Change every "resistor" in the items below to "resistance" and leave everything else as it is.

Start Given data

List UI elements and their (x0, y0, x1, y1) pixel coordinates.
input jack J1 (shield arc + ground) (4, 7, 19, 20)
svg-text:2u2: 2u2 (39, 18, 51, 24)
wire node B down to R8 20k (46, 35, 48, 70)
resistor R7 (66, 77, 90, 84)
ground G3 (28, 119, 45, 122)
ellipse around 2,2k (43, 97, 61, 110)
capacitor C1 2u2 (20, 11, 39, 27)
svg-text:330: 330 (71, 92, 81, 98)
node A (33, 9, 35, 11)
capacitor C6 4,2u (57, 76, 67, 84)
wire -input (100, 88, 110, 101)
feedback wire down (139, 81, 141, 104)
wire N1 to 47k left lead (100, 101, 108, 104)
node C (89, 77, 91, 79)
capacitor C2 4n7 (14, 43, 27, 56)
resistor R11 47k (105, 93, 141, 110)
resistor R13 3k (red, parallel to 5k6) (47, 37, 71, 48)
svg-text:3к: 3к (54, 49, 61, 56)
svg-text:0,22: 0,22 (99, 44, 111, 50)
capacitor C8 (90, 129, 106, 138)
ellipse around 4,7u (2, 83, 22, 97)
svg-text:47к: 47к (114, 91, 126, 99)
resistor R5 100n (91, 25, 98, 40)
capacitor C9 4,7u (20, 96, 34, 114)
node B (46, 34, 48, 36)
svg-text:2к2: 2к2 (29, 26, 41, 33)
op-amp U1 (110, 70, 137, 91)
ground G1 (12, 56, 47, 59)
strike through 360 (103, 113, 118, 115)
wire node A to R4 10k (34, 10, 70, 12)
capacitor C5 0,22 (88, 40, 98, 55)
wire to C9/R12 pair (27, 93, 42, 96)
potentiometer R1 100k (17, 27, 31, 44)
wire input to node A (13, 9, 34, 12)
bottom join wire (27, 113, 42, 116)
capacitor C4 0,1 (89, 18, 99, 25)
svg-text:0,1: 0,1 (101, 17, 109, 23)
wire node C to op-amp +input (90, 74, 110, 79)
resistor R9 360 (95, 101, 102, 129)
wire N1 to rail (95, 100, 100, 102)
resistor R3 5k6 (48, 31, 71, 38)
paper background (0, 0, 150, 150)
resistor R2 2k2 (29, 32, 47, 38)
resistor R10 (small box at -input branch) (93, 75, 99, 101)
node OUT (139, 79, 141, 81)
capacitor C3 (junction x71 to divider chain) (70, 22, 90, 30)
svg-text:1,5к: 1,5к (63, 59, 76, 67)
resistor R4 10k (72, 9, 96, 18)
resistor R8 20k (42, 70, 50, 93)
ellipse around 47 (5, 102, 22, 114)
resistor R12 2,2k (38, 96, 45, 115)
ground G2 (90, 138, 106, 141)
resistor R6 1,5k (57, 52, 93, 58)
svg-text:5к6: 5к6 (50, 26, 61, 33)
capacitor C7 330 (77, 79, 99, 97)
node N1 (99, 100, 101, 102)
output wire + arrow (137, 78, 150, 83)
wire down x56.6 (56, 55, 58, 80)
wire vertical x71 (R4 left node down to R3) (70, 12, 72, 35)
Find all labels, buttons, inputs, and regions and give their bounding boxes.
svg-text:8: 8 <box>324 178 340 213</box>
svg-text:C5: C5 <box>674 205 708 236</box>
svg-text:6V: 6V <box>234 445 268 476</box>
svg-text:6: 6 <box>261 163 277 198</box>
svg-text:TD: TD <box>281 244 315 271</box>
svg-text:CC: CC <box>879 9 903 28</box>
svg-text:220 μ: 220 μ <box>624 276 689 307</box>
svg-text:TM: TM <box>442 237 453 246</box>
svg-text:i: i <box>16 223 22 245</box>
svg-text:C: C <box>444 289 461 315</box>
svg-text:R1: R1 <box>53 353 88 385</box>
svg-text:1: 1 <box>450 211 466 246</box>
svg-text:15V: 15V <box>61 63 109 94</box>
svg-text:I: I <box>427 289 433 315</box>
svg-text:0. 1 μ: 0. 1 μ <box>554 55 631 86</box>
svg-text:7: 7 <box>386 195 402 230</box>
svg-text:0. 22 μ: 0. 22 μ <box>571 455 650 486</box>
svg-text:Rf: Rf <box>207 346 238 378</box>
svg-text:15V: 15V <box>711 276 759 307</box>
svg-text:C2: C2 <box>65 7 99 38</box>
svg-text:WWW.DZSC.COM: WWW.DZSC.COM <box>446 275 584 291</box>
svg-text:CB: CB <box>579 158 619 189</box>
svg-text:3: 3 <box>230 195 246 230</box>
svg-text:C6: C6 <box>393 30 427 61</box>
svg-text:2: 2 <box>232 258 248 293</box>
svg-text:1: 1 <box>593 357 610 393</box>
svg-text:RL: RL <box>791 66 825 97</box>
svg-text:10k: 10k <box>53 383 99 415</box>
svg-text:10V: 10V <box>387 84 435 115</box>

End Given data

The response.
List UI elements and their (x0, y0, x1, y1) pixel coordinates.
input jack J1 (shield arc + ground) (4, 7, 19, 20)
svg-text:2u2: 2u2 (39, 18, 51, 24)
wire node B down to R8 20k (46, 35, 48, 70)
resistance R7 (66, 77, 90, 84)
ground G3 (28, 119, 45, 122)
ellipse around 2,2k (43, 97, 61, 110)
capacitor C1 2u2 (20, 11, 39, 27)
svg-text:330: 330 (71, 92, 81, 98)
node A (33, 9, 35, 11)
capacitor C6 4,2u (57, 76, 67, 84)
wire -input (100, 88, 110, 101)
feedback wire down (139, 81, 141, 104)
wire N1 to 47k left lead (100, 101, 108, 104)
node C (89, 77, 91, 79)
capacitor C2 4n7 (14, 43, 27, 56)
resistance R11 47k (105, 93, 141, 110)
resistance R13 3k (red, parallel to 5k6) (47, 37, 71, 48)
svg-text:3к: 3к (54, 49, 61, 56)
svg-text:0,22: 0,22 (99, 44, 111, 50)
capacitor C8 (90, 129, 106, 138)
ellipse around 4,7u (2, 83, 22, 97)
svg-text:47к: 47к (114, 91, 126, 99)
resistance R5 100n (91, 25, 98, 40)
capacitor C9 4,7u (20, 96, 34, 114)
node B (46, 34, 48, 36)
svg-text:2к2: 2к2 (29, 26, 41, 33)
op-amp U1 (110, 70, 137, 91)
ground G1 (12, 56, 47, 59)
strike through 360 (103, 113, 118, 115)
wire node A to R4 10k (34, 10, 70, 12)
capacitor C5 0,22 (88, 40, 98, 55)
wire to C9/R12 pair (27, 93, 42, 96)
potentiometer R1 100k (17, 27, 31, 44)
wire input to node A (13, 9, 34, 12)
bottom join wire (27, 113, 42, 116)
capacitor C4 0,1 (89, 18, 99, 25)
svg-text:0,1: 0,1 (101, 17, 109, 23)
wire node C to op-amp +input (90, 74, 110, 79)
resistance R9 360 (95, 101, 102, 129)
wire N1 to rail (95, 100, 100, 102)
resistance R3 5k6 (48, 31, 71, 38)
paper background (0, 0, 150, 150)
resistance R2 2k2 (29, 32, 47, 38)
resistance R10 (small box at -input branch) (93, 75, 99, 101)
node OUT (139, 79, 141, 81)
capacitor C3 (junction x71 to divider chain) (70, 22, 90, 30)
svg-text:1,5к: 1,5к (63, 59, 76, 67)
resistance R4 10k (72, 9, 96, 18)
resistance R8 20k (42, 70, 50, 93)
ellipse around 47 (5, 102, 22, 114)
resistance R12 2,2k (38, 96, 45, 115)
ground G2 (90, 138, 106, 141)
resistance R6 1,5k (57, 52, 93, 58)
svg-text:5к6: 5к6 (50, 26, 61, 33)
capacitor C7 330 (77, 79, 99, 97)
node N1 (99, 100, 101, 102)
output wire + arrow (137, 78, 150, 83)
wire down x56.6 (56, 55, 58, 80)
wire vertical x71 (R4 left node down to R3) (70, 12, 72, 35)
Find all labels, buttons, inputs, and regions and give their bounding boxes.
svg-text:8: 8 <box>324 178 340 213</box>
svg-text:C5: C5 <box>674 205 708 236</box>
svg-text:6V: 6V <box>234 445 268 476</box>
svg-text:6: 6 <box>261 163 277 198</box>
svg-text:TD: TD <box>281 244 315 271</box>
svg-text:CC: CC <box>879 9 903 28</box>
svg-text:220 μ: 220 μ <box>624 276 689 307</box>
svg-text:TM: TM <box>442 237 453 246</box>
svg-text:i: i <box>16 223 22 245</box>
svg-text:C: C <box>444 289 461 315</box>
svg-text:R1: R1 <box>53 353 88 385</box>
svg-text:1: 1 <box>450 211 466 246</box>
svg-text:15V: 15V <box>61 63 109 94</box>
svg-text:I: I <box>427 289 433 315</box>
svg-text:0. 1 μ: 0. 1 μ <box>554 55 631 86</box>
svg-text:7: 7 <box>386 195 402 230</box>
svg-text:0. 22 μ: 0. 22 μ <box>571 455 650 486</box>
svg-text:Rf: Rf <box>207 346 238 378</box>
svg-text:15V: 15V <box>711 276 759 307</box>
svg-text:C2: C2 <box>65 7 99 38</box>
svg-text:WWW.DZSC.COM: WWW.DZSC.COM <box>446 275 584 291</box>
svg-text:CB: CB <box>579 158 619 189</box>
svg-text:3: 3 <box>230 195 246 230</box>
svg-text:C6: C6 <box>393 30 427 61</box>
svg-text:2: 2 <box>232 258 248 293</box>
svg-text:1: 1 <box>593 357 610 393</box>
svg-text:RL: RL <box>791 66 825 97</box>
svg-text:10k: 10k <box>53 383 99 415</box>
svg-text:10V: 10V <box>387 84 435 115</box>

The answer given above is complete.